◆ 待答问题 ◆
1. 根据给定文本,分别回答下列问题:
(a) 烟草种子在播种前于什么温度下用水浸泡了多长时间?
(b) 注射完毕后,烟草被置于多少摄氏度的人工培养室中培养了几天?
(c) 配好的电泳胶以多大电压电泳了多长时间?
2. 给定文本提到,吸取60 μl菌液加入3 ml LB液体后,还按比例加入了若干试剂。列出全部这些试剂及各自的工作浓度。
3. 从给定文本中照抄一段,从含有“选取饱满烟草种子,4℃用水浸泡48 h,播种于土壤中,在(26 ±”的字句开始,到“22℃人工培养室中培养两天。”为止。

== 给定文本 ==

选取饱满烟草种子,4℃用水浸泡48 h,播种于土壤中,在(26 ± 1)℃、16 h/d光照的培养箱中培养。约25天后待其为五叶或六叶期时取其植株中较宽大平坦的叶片用于实验。

分别将含有pCAMBIA-35S-35S-FMF-GUS、pCAMBIA-35S-35S-FMF-RIN质粒的GV3101农杆菌进行活化。用已灭菌的1 ml枪头挑取农杆菌加入LB培养基(含50 mg/L卡那霉素,100 mg/L利福平,100 mg/L庆大霉素)中,28℃下,200 rpm培养过夜。吸取60 μl菌液加入3 ml LB液体中,按比例加入2-(N-吗啡啉)-乙磺酸(MES,工作浓度10 mM)、乙酰丁香酮(ASG,工作浓度20 μM)、卡那霉素(工作浓度50 mg/L),利福平(工作浓度100 mg/L)和庆大霉素(工作浓度100 mg/L) (表1)。于28℃,200 rpm培养过夜。第二天收集菌体,4℃下,5000 ×g离心5 min,去除上清液,留菌体。将不同量的菌体悬沉在侵染液(10 mM的MES,200 μM乙酰丁香酮,10 mM氯化镁)中,配制3种不同浓度梯度的农杆菌菌液(OD600 = 0.2,1.0,2.0),室温下静置培养3 h后待用。

用已消毒的1 ml注射器,取其针头,在烟草植株叶片背面扎2~3个孔,用无针头的针管注射叶片,依靠压力将菌液注入叶片的叶脉之间。注射完毕后,置于22℃人工培养室中培养两天。

收集不同农杆菌浓度(OD600 = 0.2,1.0,2.0)下注射的烟草样本,各取300 mg烟草叶,低温(液氮)下研磨成粉末状,用等体积4 × Protein SDS extracting Buffer溶解,95℃加热10 min,6000×g离心3 min,

Figure 1. Construction of pCAMBIA-35S-35S-FMF-GUS

图1. pCAMBIA-35S-35S-FMF-GUS构建示意图

Figure 2. Construction of pCAMBIA-35S-35S-FMF-RIN

图2. pCAMBIA-35S-35S-FMF-RIN构建示意图

Table 1. Concentration of reagents

表1. 各试剂浓度

取上清液,置于−20℃保存。

按照分离胶12%,浓缩胶4%的浓度配制电泳胶,加入浓缩胶后插入梳齿,待胶凝固后放入电泳仪中,加入蛋白电泳缓冲液,拔出梳齿,以120 V电泳90 min。

===
== 待审资料 ==

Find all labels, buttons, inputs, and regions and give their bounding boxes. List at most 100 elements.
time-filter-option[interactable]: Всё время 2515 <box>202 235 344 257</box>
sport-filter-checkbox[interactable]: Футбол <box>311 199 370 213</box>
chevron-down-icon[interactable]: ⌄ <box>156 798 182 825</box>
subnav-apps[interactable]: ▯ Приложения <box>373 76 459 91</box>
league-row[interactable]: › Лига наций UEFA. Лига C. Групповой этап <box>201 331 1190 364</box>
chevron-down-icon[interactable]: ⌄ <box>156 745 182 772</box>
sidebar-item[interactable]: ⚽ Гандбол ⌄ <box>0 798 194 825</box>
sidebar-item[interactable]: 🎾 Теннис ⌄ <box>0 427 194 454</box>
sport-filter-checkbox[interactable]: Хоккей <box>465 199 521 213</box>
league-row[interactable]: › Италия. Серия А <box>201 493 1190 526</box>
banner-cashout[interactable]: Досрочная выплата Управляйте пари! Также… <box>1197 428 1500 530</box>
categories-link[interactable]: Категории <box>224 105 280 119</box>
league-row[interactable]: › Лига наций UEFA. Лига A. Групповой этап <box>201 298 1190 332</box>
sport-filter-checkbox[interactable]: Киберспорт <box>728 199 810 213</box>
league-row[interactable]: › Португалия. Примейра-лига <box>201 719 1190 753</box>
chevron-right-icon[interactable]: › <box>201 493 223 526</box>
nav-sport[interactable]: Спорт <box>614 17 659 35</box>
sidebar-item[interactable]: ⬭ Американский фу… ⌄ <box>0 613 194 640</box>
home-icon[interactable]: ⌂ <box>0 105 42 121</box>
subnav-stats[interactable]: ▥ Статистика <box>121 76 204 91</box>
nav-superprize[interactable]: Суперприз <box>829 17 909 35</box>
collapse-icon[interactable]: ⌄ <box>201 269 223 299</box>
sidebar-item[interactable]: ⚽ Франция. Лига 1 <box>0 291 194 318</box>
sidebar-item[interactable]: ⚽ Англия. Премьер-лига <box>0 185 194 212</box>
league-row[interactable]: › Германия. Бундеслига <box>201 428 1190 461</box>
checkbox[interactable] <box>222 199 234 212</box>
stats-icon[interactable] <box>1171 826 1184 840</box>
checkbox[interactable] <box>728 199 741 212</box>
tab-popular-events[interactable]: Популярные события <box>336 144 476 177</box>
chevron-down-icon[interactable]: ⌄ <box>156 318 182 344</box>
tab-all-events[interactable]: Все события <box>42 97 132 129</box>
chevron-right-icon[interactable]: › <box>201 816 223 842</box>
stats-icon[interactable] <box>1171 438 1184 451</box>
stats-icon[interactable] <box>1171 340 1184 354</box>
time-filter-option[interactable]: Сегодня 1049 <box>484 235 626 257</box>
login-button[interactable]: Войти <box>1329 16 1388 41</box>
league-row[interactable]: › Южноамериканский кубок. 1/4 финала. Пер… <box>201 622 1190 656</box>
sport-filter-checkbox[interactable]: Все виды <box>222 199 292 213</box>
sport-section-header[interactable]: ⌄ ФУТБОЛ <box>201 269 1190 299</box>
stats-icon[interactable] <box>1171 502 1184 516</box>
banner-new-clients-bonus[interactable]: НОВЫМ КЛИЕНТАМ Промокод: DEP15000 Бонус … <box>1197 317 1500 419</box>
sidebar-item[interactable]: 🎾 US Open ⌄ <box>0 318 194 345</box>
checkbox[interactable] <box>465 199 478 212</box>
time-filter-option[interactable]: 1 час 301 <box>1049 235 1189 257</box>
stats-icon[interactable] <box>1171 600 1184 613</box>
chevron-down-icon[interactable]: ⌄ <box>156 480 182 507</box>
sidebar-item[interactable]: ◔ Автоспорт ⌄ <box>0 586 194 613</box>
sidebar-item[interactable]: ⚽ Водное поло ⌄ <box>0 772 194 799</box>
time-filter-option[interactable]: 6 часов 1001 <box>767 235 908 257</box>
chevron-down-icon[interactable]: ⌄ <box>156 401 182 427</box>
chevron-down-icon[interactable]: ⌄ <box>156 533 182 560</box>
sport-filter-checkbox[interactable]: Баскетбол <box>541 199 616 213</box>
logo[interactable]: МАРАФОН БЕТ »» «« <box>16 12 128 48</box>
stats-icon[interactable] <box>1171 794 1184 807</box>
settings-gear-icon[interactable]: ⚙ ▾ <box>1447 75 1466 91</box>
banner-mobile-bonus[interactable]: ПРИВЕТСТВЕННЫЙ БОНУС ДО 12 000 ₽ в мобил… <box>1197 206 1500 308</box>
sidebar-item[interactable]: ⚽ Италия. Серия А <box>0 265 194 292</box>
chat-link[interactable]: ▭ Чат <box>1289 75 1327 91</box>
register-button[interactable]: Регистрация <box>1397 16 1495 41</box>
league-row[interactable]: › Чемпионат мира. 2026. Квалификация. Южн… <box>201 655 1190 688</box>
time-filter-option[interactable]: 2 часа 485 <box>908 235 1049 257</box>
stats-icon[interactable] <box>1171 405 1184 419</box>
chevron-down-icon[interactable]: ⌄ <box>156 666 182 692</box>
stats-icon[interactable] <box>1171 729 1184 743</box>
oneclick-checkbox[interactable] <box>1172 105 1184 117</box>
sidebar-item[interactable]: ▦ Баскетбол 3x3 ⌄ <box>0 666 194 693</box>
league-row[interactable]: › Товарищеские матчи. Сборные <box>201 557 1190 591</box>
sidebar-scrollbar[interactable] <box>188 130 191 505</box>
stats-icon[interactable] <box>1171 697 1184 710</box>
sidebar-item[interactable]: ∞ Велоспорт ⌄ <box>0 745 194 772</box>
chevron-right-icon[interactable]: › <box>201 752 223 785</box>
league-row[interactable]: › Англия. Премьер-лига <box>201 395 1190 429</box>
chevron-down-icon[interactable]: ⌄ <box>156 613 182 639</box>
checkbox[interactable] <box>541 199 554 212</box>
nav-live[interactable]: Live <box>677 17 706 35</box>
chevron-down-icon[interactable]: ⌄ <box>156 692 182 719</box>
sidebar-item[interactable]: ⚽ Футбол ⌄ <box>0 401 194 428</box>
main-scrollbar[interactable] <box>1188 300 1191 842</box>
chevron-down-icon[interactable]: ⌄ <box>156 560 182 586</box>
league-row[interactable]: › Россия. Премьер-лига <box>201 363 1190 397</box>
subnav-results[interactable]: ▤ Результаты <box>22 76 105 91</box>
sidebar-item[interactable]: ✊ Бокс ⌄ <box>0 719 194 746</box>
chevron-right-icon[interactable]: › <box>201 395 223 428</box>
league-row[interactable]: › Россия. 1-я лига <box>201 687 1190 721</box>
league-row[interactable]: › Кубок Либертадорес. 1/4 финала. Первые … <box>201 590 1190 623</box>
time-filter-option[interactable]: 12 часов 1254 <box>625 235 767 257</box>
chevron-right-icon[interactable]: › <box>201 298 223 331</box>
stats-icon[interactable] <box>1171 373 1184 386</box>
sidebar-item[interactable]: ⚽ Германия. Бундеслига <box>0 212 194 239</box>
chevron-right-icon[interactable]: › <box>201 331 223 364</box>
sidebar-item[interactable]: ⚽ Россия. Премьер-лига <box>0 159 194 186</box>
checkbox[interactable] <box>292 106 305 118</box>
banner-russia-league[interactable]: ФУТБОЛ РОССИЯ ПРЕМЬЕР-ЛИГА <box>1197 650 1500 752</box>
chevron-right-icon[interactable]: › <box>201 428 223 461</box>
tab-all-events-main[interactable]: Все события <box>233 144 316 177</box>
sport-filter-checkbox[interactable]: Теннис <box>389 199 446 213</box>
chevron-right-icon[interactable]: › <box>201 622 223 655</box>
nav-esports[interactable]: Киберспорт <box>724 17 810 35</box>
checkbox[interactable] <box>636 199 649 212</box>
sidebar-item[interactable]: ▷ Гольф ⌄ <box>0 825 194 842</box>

===

◆ 参考答案 ◆
1.
(a) 4℃下浸泡48 h。
(b) 22℃,培养两天。
(c) 120 V,电泳90 min。

2.
2-(N-吗啡啉)-乙磺酸(MES):10 mM
乙酰丁香酮(ASG):20 μM
卡那霉素:50 mg/L
利福平:100 mg/L
庆大霉素:100 mg/L

3.
选取饱满烟草种子,4℃用水浸泡48 h,播种于土壤中,在(26 ± 1)℃、16 h/d光照的培养箱中培养。约25天后待其为五叶或六叶期时取其植株中较宽大平坦的叶片用于实验。

分别将含有pCAMBIA-35S-35S-FMF-GUS、pCAMBIA-35S-35S-FMF-RIN质粒的GV3101农杆菌进行活化。用已灭菌的1 ml枪头挑取农杆菌加入LB培养基(含50 mg/L卡那霉素,100 mg/L利福平,100 mg/L庆大霉素)中,28℃下,200 rpm培养过夜。吸取60 μl菌液加入3 ml LB液体中,按比例加入2-(N-吗啡啉)-乙磺酸(MES,工作浓度10 mM)、乙酰丁香酮(ASG,工作浓度20 μM)、卡那霉素(工作浓度50 mg/L),利福平(工作浓度100 mg/L)和庆大霉素(工作浓度100 mg/L) (表1)。于28℃,200 rpm培养过夜。第二天收集菌体,4℃下,5000 ×g离心5 min,去除上清液,留菌体。将不同量的菌体悬沉在侵染液(10 mM的MES,200 μM乙酰丁香酮,10 mM氯化镁)中,配制3种不同浓度梯度的农杆菌菌液(OD600 = 0.2,1.0,2.0),室温下静置培养3 h后待用。

用已消毒的1 ml注射器,取其针头,在烟草植株叶片背面扎2~3个孔,用无针头的针管注射叶片,依靠压力将菌液注入叶片的叶脉之间。注射完毕后,置于22℃人工培养室中培养两天。